## Texte fourni

%%

Si Harry Potter parle français, c'est beaucoup grâce à elle. Éditrice chez Gallimard Jeunesse, Christine Baker raconte comment elle a mis la main sur la série de J.K. Rowling, avant même que le premier livre ne sorte au Royaume-Uni. Et comment elle y a cru dès le début.

Vous avez été la première éditrice française à lire le manuscrit de J.K. Rowling. Comment est-ce arrivé?

Quand on fait le métier d'éditrice, vous savez, on a les réseaux qui permettent d'être au courant des projets qui se font. Or, il se trouve que parmi mes relations en Grande-Bretagne, il y avait la directrice du Scottish Book Trust, un organisme encourageant la littérature, qui avait décidé de donner sa petite bourse annuelle de littérature jeunesse à une jeune femme mère célibataire, qui avait presque fini d'écrire ce premier livre à propos d'un jeune sorcier. Elle m'a dit: «C'est vraiment bien, tu devrais le lire.» J'ai donc eu le manuscrit très tôt, avant même qu'il soit publié en anglais. Voilà comment ça a commencé.

Qu'est-ce qui vous a fait croire que ce livre méritait d'être traduit?

C'est vrai qu'à l'époque, la tendance [en livre jeunesse] était beaucoup plus aux problèmes sociaux, à la réalité, aux drames. Harry Potter n'était donc pas du tout à la mode. Je pense d'ailleurs que son côté un peu désuet, plus proche de l'archétype des contes, où les valeurs morales traditionnelles sont récompensées, est une des choses qui ont fait hésiter les éditeurs anglais qui l'ont refusé. En revanche, j'avais très rarement vu un manuscrit d'un jeune auteur aussi parfaitement réussi. L'émotion était là, l'humour était là, les dialogues étaient là, l'attachement aux personnages aussi. La capacité à construire un monde imaginaire était exceptionnelle. Je savais aussi qu'elle avait en tête plusieurs volumes. Aujourd'hui, c'est la norme, mais à l'époque, c'était très exceptionnel.

L'histoire dit que vous avez fait valider vos impressions par votre mari et vos enfants.

En fait, ils ont lu avant moi le manuscrit, que j'avais apporté à la maison. Mon mari avait été libraire pour enfants, mes filles avaient 10 et 11 ans à l'époque. Ils avaient des discussions très vives sur les personnages, sur l'intrigue. Je me suis dit : il ne faut pas que je tarde à lire cette histoire parce qu'il se passe quelque chose. C'est ce qui l'a fait passer en haut de la pile.

%%

## Données fournies
%%

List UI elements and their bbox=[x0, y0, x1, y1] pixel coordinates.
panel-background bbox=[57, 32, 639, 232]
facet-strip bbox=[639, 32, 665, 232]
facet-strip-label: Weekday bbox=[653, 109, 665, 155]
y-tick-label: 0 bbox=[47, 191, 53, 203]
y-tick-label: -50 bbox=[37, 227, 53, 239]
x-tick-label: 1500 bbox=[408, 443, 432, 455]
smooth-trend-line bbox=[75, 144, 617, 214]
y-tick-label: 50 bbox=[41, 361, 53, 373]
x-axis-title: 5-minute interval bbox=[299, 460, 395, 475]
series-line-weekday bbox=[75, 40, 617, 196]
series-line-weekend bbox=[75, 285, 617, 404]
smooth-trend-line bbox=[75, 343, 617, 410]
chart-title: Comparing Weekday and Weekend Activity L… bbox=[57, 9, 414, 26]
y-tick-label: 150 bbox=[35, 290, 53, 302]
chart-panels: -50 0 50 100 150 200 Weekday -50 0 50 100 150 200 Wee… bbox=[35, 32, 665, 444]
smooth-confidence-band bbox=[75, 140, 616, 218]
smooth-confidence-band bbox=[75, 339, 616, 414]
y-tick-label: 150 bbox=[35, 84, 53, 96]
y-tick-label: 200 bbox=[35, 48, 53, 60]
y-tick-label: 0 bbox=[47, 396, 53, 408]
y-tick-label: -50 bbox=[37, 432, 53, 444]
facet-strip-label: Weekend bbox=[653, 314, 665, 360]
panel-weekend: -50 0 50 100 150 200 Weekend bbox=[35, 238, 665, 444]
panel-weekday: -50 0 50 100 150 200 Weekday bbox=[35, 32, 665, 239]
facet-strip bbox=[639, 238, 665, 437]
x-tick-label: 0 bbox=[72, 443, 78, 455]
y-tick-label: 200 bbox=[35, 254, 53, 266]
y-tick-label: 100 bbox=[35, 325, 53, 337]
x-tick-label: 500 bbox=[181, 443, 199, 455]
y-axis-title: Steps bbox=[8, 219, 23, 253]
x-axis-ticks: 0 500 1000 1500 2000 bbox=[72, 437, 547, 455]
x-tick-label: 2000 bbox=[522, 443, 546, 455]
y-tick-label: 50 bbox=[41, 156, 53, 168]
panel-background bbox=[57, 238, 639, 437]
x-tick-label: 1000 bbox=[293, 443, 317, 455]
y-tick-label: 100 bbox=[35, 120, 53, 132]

%%
%%

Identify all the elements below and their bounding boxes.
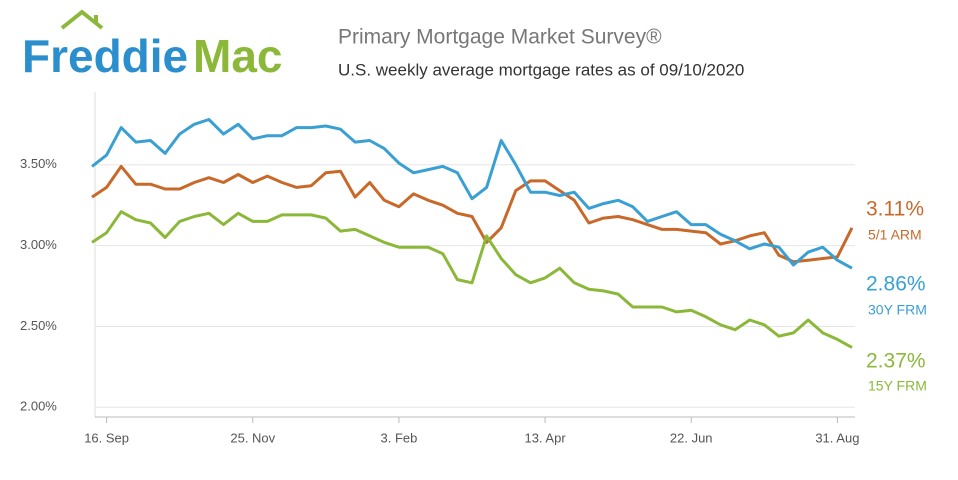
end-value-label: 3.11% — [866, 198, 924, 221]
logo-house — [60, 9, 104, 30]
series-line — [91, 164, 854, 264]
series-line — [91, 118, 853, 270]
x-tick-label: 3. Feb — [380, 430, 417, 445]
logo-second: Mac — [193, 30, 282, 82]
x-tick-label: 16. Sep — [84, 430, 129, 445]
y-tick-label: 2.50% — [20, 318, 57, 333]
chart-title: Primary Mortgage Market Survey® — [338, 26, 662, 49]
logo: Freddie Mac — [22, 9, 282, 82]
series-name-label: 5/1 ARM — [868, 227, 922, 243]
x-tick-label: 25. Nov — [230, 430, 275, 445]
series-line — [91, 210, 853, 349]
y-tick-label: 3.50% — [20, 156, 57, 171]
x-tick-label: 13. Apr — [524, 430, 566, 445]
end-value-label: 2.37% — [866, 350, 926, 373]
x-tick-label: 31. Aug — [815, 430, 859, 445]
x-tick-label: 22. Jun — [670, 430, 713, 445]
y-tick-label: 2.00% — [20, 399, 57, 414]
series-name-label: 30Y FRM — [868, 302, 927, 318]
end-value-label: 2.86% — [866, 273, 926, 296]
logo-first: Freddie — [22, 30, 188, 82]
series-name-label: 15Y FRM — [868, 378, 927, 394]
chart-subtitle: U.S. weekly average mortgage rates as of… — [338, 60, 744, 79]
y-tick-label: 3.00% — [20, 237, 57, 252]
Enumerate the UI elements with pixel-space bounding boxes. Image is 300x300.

%%

## Consigne A
Dans l'entretien avec Christine Baker, quel âge avaient ses filles quand elles ont lu le manuscrit ?
## Consigne B
Recopiez fidèlement le passage de l'entretien sur Harry Potter qui commence aux mots « En fait, ils » et s'arrête après « de la pile. ».

## Réponse attendue A
Elles avaient 10 et 11 ans.

## Réponse attendue B
En fait, ils ont lu avant moi le manuscrit, que j'avais apporté à la maison. Mon mari avait été libraire pour enfants, mes filles avaient 10 et 11 ans à l'époque. Ils avaient des discussions très vives sur les personnages, sur l'intrigue. Je me suis dit : il ne faut pas que je tarde à lire cette histoire parce qu'il se passe quelque chose. C'est ce qui l'a fait passer en haut de la pile.